Repeat the whole listing exactly.

● **Exercise inputs**

* begin *

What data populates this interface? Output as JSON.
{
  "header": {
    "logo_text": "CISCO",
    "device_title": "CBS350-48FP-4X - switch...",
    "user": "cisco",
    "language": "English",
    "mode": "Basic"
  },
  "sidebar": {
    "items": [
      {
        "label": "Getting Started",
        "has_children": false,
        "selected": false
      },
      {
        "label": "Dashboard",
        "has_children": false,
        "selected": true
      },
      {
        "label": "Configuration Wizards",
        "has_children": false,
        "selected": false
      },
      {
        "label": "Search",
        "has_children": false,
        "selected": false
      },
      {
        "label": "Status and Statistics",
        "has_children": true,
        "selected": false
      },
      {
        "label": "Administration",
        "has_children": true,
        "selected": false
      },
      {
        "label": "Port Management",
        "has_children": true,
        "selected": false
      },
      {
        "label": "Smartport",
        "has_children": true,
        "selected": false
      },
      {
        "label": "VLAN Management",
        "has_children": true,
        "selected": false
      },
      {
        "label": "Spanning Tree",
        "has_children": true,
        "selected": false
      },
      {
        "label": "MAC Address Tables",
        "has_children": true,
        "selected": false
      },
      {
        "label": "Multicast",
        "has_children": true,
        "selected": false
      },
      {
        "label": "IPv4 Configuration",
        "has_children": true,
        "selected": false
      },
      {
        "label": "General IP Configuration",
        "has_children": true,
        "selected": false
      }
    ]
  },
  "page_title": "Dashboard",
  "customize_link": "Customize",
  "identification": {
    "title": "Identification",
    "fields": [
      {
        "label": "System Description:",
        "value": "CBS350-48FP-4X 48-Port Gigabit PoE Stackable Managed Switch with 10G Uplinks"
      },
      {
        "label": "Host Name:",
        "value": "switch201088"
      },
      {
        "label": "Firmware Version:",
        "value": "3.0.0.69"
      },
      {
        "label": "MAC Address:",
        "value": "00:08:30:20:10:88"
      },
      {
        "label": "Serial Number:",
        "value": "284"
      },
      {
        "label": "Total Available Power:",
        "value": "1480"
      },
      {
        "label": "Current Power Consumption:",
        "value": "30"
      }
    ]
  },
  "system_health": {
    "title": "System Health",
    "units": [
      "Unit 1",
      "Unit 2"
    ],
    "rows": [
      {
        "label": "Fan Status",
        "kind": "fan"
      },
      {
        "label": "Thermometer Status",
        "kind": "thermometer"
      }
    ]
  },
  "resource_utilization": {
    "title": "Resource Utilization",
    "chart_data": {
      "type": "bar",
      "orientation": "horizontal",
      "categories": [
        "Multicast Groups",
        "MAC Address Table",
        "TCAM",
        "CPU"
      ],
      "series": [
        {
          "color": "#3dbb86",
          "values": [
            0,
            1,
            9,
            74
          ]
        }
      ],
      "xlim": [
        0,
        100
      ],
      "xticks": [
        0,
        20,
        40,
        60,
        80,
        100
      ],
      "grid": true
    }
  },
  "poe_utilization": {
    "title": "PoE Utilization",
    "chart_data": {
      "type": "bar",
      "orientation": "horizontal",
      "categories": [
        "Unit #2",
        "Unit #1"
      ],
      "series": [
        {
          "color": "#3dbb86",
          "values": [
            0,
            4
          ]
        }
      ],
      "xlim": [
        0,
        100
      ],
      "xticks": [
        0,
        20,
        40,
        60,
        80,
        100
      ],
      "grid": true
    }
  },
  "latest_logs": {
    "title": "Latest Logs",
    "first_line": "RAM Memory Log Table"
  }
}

* end *

● **Reply**
What data populates this interface? Output as JSON.
{
  "header": {
    "logo_text": "CISCO",
    "device_title": "CBS350-48FP-4X - switch...",
    "user": "cisco",
    "language": "English",
    "mode": "Basic"
  },
  "sidebar": {
    "items": [
      {
        "label": "Getting Started",
        "has_children": false,
        "selected": false
      },
      {
        "label": "Dashboard",
        "has_children": false,
        "selected": true
      },
      {
        "label": "Configuration Wizards",
        "has_children": false,
        "selected": false
      },
      {
        "label": "Search",
        "has_children": false,
        "selected": false
      },
      {
        "label": "Status and Statistics",
        "has_children": true,
        "selected": false
      },
      {
        "label": "Administration",
        "has_children": true,
        "selected": false
      },
      {
        "label": "Port Management",
        "has_children": true,
        "selected": false
      },
      {
        "label": "Smartport",
        "has_children": true,
        "selected": false
      },
      {
        "label": "VLAN Management",
        "has_children": true,
        "selected": false
      },
      {
        "label": "Spanning Tree",
        "has_children": true,
        "selected": false
      },
      {
        "label": "MAC Address Tables",
        "has_children": true,
        "selected": false
      },
      {
        "label": "Multicast",
        "has_children": true,
        "selected": false
      },
      {
        "label": "IPv4 Configuration",
        "has_children": true,
        "selected": false
      },
      {
        "label": "General IP Configuration",
        "has_children": true,
        "selected": false
      }
    ]
  },
  "page_title": "Dashboard",
  "customize_link": "Customize",
  "identification": {
    "title": "Identification",
    "fields": [
      {
        "label": "System Description:",
        "value": "CBS350-48FP-4X 48-Port Gigabit PoE Stackable Managed Switch with 10G Uplinks"
      },
      {
        "label": "Host Name:",
        "value": "switch201088"
      },
      {
        "label": "Firmware Version:",
        "value": "3.0.0.69"
      },
      {
        "label": "MAC Address:",
        "value": "00:08:30:20:10:88"
      },
      {
        "label": "Serial Number:",
        "value": "284"
      },
      {
        "label": "Total Available Power:",
        "value": "1480"
      },
      {
        "label": "Current Power Consumption:",
        "value": "30"
      }
    ]
  },
  "system_health": {
    "title": "System Health",
    "units": [
      "Unit 1",
      "Unit 2"
    ],
    "rows": [
      {
        "label": "Fan Status",
        "kind": "fan"
      },
      {
        "label": "Thermometer Status",
        "kind": "thermometer"
      }
    ]
  },
  "resource_utilization": {
    "title": "Resource Utilization",
    "chart_data": {
      "type": "bar",
      "orientation": "horizontal",
      "categories": [
        "Multicast Groups",
        "MAC Address Table",
        "TCAM",
        "CPU"
      ],
      "series": [
        {
          "color": "#3dbb86",
          "values": [
            0,
            1,
            9,
            74
          ]
        }
      ],
      "xlim": [
        0,
        100
      ],
      "xticks": [
        0,
        20,
        40,
        60,
        80,
        100
      ],
      "grid": true
    }
  },
  "poe_utilization": {
    "title": "PoE Utilization",
    "chart_data": {
      "type": "bar",
      "orientation": "horizontal",
      "categories": [
        "Unit #2",
        "Unit #1"
      ],
      "series": [
        {
          "color": "#3dbb86",
          "values": [
            0,
            4
          ]
        }
      ],
      "xlim": [
        0,
        100
      ],
      "xticks": [
        0,
        20,
        40,
        60,
        80,
        100
      ],
      "grid": true
    }
  },
  "latest_logs": {
    "title": "Latest Logs",
    "first_line": "RAM Memory Log Table"
  }
}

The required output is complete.